§ **Your task**
Transcribe all of the material exactly. Any picture in it should be left out.

Figure dataset records:
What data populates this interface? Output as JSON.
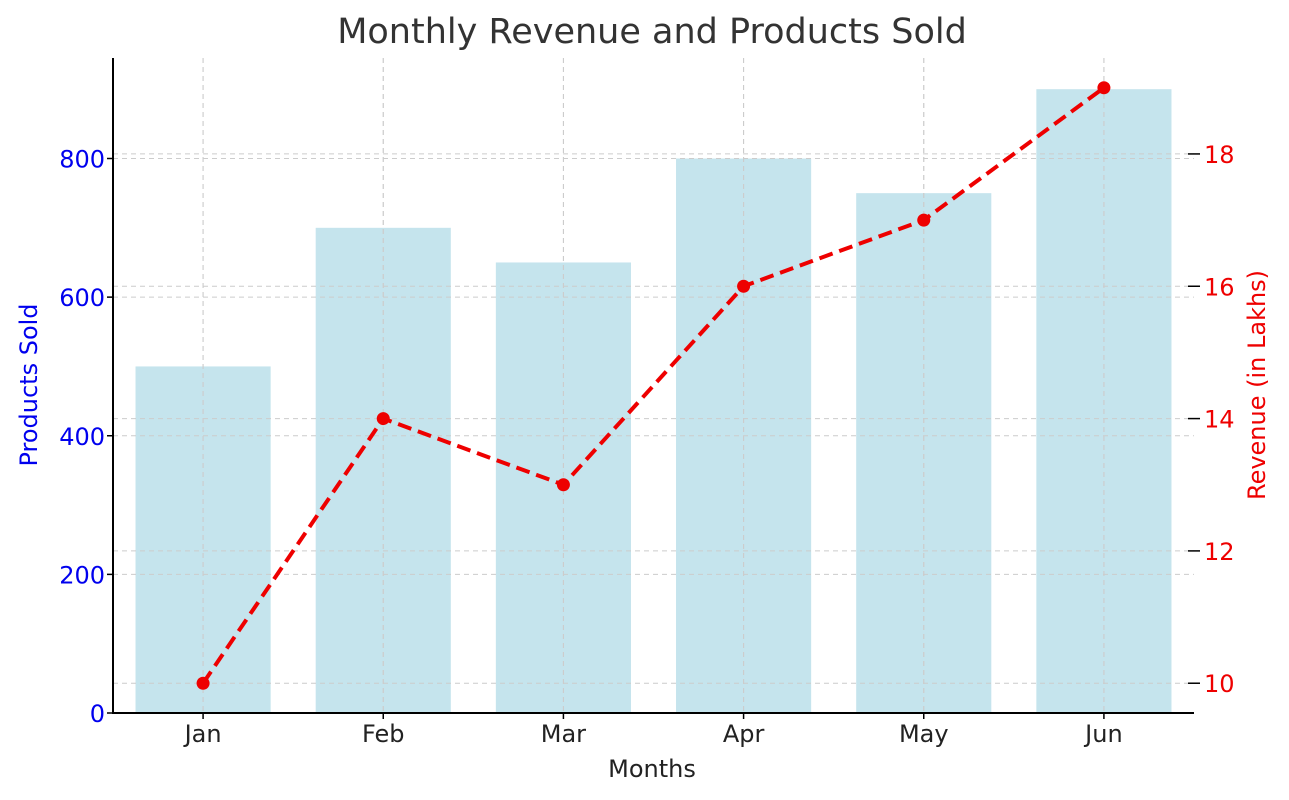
{
  "chart_data": {
    "type": "bar",
    "title": "Monthly Revenue and Products Sold",
    "xlabel": "Months",
    "categories": [
      "Jan",
      "Feb",
      "Mar",
      "Apr",
      "May",
      "Jun"
    ],
    "series": [
      {
        "name": "Products Sold",
        "type": "bar",
        "axis": "left",
        "values": [
          500,
          700,
          650,
          800,
          750,
          900
        ],
        "color": "#add8e6"
      },
      {
        "name": "Revenue",
        "type": "line",
        "axis": "right",
        "line_style": "dashed",
        "marker": "circle",
        "values": [
          10,
          14,
          13,
          16,
          17,
          19
        ],
        "color": "#ee0000"
      }
    ],
    "y_left": {
      "label": "Products Sold",
      "ylim": [
        0,
        945
      ],
      "ticks": [
        0,
        200,
        400,
        600,
        800
      ],
      "color": "#0000ee"
    },
    "y_right": {
      "label": "Revenue (in Lakhs)",
      "ylim": [
        9.55,
        19.45
      ],
      "ticks": [
        10,
        12,
        14,
        16,
        18
      ],
      "color": "#ee0000"
    },
    "grid": true,
    "grid_style": "dashed",
    "grid_color": "#cccccc",
    "legend": "none"
  }
}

§ **Expected answer**
What data populates this interface? Output as JSON.
{
  "chart_data": {
    "type": "bar",
    "title": "Monthly Revenue and Products Sold",
    "xlabel": "Months",
    "categories": [
      "Jan",
      "Feb",
      "Mar",
      "Apr",
      "May",
      "Jun"
    ],
    "series": [
      {
        "name": "Products Sold",
        "type": "bar",
        "axis": "left",
        "values": [
          500,
          700,
          650,
          800,
          750,
          900
        ],
        "color": "#add8e6"
      },
      {
        "name": "Revenue",
        "type": "line",
        "axis": "right",
        "line_style": "dashed",
        "marker": "circle",
        "values": [
          10,
          14,
          13,
          16,
          17,
          19
        ],
        "color": "#ee0000"
      }
    ],
    "y_left": {
      "label": "Products Sold",
      "ylim": [
        0,
        945
      ],
      "ticks": [
        0,
        200,
        400,
        600,
        800
      ],
      "color": "#0000ee"
    },
    "y_right": {
      "label": "Revenue (in Lakhs)",
      "ylim": [
        9.55,
        19.45
      ],
      "ticks": [
        10,
        12,
        14,
        16,
        18
      ],
      "color": "#ee0000"
    },
    "grid": true,
    "grid_style": "dashed",
    "grid_color": "#cccccc",
    "legend": "none"
  }
}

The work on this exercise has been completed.